▸ **PROBLEM STATEMENT**: Below are records to transcribe exactly, without their pictures.

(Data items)
— BEGIN —
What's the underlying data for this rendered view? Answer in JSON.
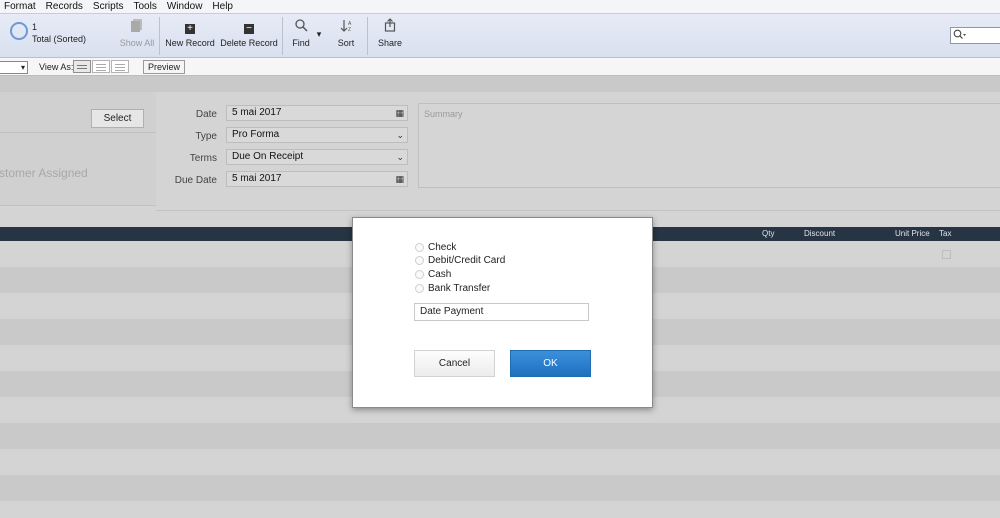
{
  "menu": [
    "Format",
    "Records",
    "Scripts",
    "Tools",
    "Window",
    "Help"
  ],
  "toolbar": {
    "record_number": "1",
    "record_total": "Total (Sorted)",
    "show_all": "Show All",
    "new_record": "New Record",
    "delete_record": "Delete Record",
    "find": "Find",
    "sort": "Sort",
    "share": "Share"
  },
  "layoutbar": {
    "view_as": "View As:",
    "preview": "Preview"
  },
  "left_panel": {
    "select_label": "Select",
    "customer_placeholder": "stomer Assigned"
  },
  "form": {
    "date_label": "Date",
    "date_value": "5 mai 2017",
    "type_label": "Type",
    "type_value": "Pro Forma",
    "terms_label": "Terms",
    "terms_value": "Due On Receipt",
    "due_date_label": "Due Date",
    "due_date_value": "5 mai 2017",
    "summary_placeholder": "Summary"
  },
  "table": {
    "headers": {
      "qty": "Qty",
      "discount": "Discount",
      "unit_price": "Unit Price",
      "tax": "Tax"
    },
    "row_count": 11
  },
  "dialog": {
    "options": [
      "Check",
      "Debit/Credit Card",
      "Cash",
      "Bank Transfer"
    ],
    "date_input_value": "Date Payment",
    "cancel": "Cancel",
    "ok": "OK"
  },
  "colors": {
    "ok_button": "#2a7bcc",
    "table_header": "#263444",
    "toolbar": "#dde3f1"
  }
}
— END —
▸ **SOLVED PROBLEM**:
What's the underlying data for this rendered view? Answer in JSON.
{
  "menu": [
    "Format",
    "Records",
    "Scripts",
    "Tools",
    "Window",
    "Help"
  ],
  "toolbar": {
    "record_number": "1",
    "record_total": "Total (Sorted)",
    "show_all": "Show All",
    "new_record": "New Record",
    "delete_record": "Delete Record",
    "find": "Find",
    "sort": "Sort",
    "share": "Share"
  },
  "layoutbar": {
    "view_as": "View As:",
    "preview": "Preview"
  },
  "left_panel": {
    "select_label": "Select",
    "customer_placeholder": "stomer Assigned"
  },
  "form": {
    "date_label": "Date",
    "date_value": "5 mai 2017",
    "type_label": "Type",
    "type_value": "Pro Forma",
    "terms_label": "Terms",
    "terms_value": "Due On Receipt",
    "due_date_label": "Due Date",
    "due_date_value": "5 mai 2017",
    "summary_placeholder": "Summary"
  },
  "table": {
    "headers": {
      "qty": "Qty",
      "discount": "Discount",
      "unit_price": "Unit Price",
      "tax": "Tax"
    },
    "row_count": 11
  },
  "dialog": {
    "options": [
      "Check",
      "Debit/Credit Card",
      "Cash",
      "Bank Transfer"
    ],
    "date_input_value": "Date Payment",
    "cancel": "Cancel",
    "ok": "OK"
  },
  "colors": {
    "ok_button": "#2a7bcc",
    "table_header": "#263444",
    "toolbar": "#dde3f1"
  }
}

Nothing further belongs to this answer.